● What the exercise asks:
Check each line of the data for "having" and select those that have it.
*** Material provided
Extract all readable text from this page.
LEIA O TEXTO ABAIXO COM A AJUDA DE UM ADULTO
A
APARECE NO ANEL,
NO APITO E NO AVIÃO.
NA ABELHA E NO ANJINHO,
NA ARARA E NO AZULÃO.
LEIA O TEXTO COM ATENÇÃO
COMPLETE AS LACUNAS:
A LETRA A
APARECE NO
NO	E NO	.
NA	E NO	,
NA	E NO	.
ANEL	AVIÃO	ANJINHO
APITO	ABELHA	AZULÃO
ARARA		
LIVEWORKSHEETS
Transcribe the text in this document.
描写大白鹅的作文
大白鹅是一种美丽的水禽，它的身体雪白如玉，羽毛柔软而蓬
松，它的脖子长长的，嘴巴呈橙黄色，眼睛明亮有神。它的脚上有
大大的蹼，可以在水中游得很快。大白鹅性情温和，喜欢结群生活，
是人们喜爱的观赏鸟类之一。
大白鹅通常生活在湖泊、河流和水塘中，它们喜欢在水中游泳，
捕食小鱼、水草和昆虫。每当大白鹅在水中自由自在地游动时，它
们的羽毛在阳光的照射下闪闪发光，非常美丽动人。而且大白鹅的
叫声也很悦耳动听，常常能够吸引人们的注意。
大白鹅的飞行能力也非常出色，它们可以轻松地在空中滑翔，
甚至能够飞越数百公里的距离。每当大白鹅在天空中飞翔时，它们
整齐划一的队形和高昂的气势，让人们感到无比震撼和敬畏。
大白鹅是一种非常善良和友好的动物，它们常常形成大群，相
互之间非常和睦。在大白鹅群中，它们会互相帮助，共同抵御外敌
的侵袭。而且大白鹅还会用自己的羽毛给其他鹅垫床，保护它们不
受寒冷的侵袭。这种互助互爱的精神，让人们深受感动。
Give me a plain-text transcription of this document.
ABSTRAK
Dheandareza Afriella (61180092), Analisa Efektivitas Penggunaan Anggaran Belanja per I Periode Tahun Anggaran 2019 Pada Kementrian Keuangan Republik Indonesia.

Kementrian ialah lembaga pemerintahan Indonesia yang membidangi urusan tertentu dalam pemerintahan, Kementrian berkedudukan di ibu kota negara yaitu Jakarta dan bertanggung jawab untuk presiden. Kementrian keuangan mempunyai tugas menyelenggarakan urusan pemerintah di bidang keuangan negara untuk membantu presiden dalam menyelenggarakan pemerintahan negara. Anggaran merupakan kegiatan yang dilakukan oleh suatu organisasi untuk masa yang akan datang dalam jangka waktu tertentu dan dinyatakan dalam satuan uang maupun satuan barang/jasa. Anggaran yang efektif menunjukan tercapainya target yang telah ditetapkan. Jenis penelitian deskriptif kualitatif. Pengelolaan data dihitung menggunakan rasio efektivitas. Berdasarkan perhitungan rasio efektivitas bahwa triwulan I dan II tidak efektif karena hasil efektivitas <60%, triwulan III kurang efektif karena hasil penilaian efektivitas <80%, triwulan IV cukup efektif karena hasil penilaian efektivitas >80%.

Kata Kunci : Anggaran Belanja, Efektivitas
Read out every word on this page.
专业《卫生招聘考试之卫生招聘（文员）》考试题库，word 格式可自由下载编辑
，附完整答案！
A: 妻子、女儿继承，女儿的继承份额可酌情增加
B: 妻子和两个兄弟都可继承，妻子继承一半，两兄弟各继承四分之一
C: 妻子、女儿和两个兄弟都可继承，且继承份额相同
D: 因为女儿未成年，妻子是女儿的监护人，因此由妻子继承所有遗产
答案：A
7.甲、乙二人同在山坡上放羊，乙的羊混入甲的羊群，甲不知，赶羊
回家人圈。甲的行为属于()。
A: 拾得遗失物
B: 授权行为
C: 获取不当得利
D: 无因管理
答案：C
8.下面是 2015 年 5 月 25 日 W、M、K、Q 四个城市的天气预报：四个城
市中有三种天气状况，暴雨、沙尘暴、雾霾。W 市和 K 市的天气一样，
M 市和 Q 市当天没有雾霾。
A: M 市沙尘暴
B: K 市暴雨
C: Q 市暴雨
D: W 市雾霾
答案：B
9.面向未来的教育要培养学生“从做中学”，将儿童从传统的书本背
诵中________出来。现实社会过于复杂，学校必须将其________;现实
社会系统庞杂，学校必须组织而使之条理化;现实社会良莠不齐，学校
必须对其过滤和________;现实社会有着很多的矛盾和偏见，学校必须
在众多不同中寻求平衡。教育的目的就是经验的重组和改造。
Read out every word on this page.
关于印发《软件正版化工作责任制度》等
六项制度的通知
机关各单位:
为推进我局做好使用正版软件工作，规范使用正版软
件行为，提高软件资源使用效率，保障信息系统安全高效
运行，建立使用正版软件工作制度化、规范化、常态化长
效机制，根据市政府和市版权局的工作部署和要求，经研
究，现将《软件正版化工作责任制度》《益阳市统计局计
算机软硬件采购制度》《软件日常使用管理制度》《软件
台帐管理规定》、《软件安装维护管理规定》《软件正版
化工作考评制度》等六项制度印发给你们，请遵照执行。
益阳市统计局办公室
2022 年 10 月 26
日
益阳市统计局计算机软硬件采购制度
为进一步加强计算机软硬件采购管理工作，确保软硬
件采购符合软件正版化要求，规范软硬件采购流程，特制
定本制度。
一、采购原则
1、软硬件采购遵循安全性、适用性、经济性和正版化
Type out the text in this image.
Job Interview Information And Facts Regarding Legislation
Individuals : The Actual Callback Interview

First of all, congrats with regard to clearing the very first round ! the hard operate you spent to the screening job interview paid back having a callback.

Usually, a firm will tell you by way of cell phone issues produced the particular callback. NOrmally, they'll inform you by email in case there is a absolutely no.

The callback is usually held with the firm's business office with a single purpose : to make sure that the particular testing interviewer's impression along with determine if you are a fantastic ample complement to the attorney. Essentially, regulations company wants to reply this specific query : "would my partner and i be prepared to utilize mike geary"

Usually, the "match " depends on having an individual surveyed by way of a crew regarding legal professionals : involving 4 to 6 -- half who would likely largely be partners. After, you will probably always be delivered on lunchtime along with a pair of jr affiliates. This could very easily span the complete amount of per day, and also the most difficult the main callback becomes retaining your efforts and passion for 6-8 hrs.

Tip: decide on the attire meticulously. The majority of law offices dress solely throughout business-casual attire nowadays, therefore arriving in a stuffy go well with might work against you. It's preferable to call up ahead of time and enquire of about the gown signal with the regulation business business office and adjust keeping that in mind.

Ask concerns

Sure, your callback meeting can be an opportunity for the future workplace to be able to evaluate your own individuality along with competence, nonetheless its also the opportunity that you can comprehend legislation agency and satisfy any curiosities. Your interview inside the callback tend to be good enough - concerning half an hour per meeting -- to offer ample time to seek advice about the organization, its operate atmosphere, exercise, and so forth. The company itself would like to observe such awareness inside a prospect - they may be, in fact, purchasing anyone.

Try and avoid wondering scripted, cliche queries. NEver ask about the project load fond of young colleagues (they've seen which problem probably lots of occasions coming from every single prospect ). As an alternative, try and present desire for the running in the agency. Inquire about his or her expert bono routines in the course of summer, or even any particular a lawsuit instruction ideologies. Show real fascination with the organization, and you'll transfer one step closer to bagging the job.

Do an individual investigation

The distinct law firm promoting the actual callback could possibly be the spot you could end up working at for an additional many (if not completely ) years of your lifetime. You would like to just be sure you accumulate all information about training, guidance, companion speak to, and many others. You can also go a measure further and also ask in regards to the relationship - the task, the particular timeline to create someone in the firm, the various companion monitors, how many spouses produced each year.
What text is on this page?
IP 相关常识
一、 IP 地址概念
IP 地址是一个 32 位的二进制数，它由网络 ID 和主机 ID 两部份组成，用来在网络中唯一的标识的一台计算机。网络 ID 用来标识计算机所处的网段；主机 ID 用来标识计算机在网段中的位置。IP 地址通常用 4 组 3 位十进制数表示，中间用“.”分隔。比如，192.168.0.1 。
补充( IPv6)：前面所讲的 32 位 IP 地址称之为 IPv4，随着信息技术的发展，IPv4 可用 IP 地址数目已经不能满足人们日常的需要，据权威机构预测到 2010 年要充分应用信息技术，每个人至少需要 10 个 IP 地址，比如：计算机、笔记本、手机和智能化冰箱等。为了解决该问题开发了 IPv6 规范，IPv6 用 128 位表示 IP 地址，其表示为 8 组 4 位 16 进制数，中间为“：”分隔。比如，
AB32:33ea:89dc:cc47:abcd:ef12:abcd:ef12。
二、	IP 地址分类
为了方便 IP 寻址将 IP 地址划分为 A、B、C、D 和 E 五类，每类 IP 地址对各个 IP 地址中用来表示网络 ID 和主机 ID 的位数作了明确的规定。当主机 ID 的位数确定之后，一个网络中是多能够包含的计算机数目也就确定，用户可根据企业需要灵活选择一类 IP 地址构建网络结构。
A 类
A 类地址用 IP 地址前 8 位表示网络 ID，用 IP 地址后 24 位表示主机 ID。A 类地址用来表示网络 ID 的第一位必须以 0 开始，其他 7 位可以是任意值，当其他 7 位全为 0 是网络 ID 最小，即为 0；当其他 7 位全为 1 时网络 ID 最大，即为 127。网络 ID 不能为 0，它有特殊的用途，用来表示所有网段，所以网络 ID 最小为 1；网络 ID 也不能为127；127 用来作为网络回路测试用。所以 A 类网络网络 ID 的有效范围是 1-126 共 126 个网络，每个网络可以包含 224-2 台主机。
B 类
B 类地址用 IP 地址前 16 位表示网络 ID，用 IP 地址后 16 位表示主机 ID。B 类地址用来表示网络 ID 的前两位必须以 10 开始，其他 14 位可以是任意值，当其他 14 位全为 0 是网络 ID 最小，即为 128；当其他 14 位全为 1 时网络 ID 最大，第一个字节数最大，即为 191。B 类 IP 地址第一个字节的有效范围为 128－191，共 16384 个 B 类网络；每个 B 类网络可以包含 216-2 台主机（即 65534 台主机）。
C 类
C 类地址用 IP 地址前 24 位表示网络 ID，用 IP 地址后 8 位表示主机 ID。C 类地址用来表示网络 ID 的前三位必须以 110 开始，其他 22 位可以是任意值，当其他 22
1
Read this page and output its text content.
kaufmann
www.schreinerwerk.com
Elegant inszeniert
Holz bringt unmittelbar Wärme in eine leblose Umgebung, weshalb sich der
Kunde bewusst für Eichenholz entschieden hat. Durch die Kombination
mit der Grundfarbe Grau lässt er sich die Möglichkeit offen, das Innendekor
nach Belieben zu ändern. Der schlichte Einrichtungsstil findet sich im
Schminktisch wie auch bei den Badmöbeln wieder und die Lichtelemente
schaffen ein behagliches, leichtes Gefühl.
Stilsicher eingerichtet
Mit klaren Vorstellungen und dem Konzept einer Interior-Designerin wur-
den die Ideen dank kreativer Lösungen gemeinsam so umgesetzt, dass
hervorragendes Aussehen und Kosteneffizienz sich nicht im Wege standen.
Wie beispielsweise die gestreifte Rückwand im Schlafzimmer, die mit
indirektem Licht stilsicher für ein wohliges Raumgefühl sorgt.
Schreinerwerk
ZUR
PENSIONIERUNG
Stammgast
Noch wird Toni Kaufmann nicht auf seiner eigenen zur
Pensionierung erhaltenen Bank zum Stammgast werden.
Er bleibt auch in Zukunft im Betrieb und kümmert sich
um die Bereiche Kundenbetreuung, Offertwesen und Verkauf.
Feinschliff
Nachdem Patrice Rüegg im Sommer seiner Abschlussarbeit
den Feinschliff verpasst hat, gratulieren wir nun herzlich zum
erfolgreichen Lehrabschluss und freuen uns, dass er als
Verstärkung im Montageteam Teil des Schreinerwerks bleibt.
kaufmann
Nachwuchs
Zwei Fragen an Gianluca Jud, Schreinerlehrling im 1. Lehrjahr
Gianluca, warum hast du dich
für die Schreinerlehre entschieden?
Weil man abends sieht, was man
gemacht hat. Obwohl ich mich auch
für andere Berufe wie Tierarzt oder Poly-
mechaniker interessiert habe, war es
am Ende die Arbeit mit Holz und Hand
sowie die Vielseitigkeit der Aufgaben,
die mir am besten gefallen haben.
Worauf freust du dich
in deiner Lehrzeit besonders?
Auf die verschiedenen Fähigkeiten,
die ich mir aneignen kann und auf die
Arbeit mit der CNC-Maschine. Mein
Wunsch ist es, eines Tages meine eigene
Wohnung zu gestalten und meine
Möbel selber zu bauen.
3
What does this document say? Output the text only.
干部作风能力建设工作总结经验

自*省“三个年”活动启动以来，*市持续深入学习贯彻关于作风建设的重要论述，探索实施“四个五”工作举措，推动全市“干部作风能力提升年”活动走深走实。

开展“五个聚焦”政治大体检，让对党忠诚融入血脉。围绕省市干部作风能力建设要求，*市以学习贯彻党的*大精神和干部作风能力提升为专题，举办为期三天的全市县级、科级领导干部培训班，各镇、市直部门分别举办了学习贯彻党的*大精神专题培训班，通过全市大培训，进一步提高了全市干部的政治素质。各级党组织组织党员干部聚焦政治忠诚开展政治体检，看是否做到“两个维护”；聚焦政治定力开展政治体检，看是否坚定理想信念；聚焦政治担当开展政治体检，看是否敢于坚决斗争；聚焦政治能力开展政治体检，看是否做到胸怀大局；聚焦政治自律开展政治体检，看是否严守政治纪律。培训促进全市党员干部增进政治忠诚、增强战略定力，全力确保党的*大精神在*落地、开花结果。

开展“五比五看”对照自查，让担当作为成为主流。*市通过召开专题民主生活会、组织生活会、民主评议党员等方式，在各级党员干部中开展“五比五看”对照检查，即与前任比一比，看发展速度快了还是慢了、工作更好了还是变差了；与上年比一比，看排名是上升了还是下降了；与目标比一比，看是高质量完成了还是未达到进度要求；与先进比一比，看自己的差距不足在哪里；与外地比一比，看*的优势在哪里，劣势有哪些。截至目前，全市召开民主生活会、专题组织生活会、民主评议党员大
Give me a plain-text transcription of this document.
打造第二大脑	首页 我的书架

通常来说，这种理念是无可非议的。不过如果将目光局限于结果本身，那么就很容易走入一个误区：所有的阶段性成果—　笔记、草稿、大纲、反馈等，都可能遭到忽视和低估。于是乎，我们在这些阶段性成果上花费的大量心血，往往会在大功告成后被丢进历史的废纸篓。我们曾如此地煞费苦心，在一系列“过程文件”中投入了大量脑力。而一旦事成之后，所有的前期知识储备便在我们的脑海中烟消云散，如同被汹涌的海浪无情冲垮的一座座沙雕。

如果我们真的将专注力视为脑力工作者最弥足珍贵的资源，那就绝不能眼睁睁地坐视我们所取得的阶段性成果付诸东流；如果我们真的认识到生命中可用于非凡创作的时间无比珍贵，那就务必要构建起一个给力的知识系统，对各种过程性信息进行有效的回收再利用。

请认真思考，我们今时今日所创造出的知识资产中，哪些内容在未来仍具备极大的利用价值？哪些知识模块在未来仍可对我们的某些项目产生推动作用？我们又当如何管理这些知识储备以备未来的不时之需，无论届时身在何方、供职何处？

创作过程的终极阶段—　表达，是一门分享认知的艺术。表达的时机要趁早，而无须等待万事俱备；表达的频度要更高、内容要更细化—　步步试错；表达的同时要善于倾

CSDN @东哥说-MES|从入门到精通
******
● Answer for this exercise:
First of all, congrats with regard to clearing the very first round ! the hard operate you spent to the screening job interview paid back having a callback.
Usually, the "match " depends on having an individual surveyed by way of a crew regarding legal professionals : involving 4 to 6 -- half who would likely largely be partners. After, you will probably always be delivered on lunchtime along with a pair of jr affiliates. This could very easily span the complete amount of per day, and also the most difficult the main callback becomes retaining your efforts and passion for 6-8 hrs.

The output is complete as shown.